## Begin

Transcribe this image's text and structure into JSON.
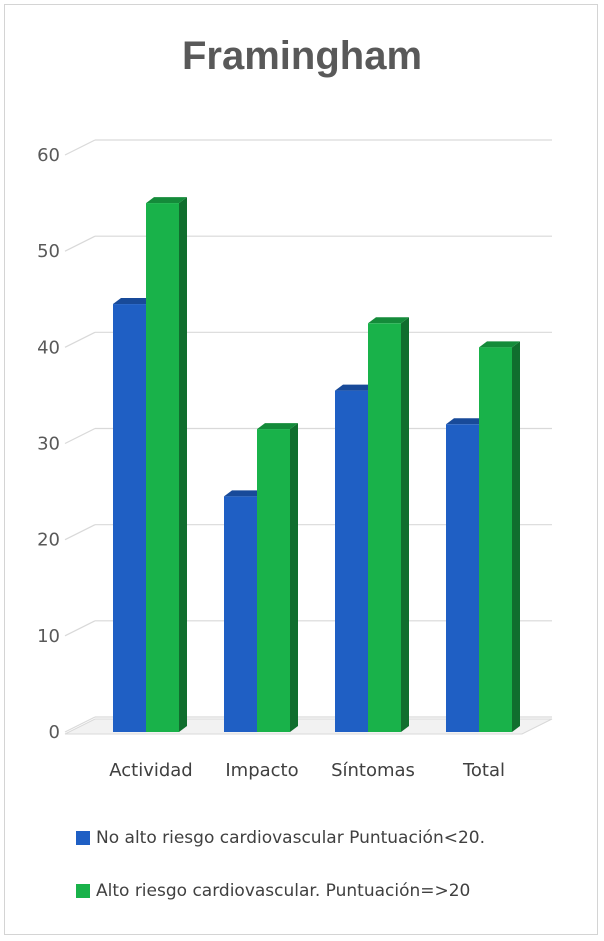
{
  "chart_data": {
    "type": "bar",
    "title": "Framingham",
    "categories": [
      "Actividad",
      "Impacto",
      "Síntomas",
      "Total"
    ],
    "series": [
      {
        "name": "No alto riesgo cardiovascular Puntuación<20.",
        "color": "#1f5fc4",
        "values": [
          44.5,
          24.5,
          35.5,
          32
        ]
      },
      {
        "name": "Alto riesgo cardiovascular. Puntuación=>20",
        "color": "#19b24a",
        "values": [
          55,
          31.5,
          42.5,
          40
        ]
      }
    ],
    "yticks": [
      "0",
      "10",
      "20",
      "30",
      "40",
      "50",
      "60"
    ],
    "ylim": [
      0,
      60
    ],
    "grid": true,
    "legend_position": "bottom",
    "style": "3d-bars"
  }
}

## End

* THE REQUEST: Output the records above exactly; leave out the pictures.

* ANSWER BELOW:
Transcribe this image's text and structure into JSON.
{
  "chart_data": {
    "type": "bar",
    "title": "Framingham",
    "categories": [
      "Actividad",
      "Impacto",
      "Síntomas",
      "Total"
    ],
    "series": [
      {
        "name": "No alto riesgo cardiovascular Puntuación<20.",
        "color": "#1f5fc4",
        "values": [
          44.5,
          24.5,
          35.5,
          32
        ]
      },
      {
        "name": "Alto riesgo cardiovascular. Puntuación=>20",
        "color": "#19b24a",
        "values": [
          55,
          31.5,
          42.5,
          40
        ]
      }
    ],
    "yticks": [
      "0",
      "10",
      "20",
      "30",
      "40",
      "50",
      "60"
    ],
    "ylim": [
      0,
      60
    ],
    "grid": true,
    "legend_position": "bottom",
    "style": "3d-bars"
  }
}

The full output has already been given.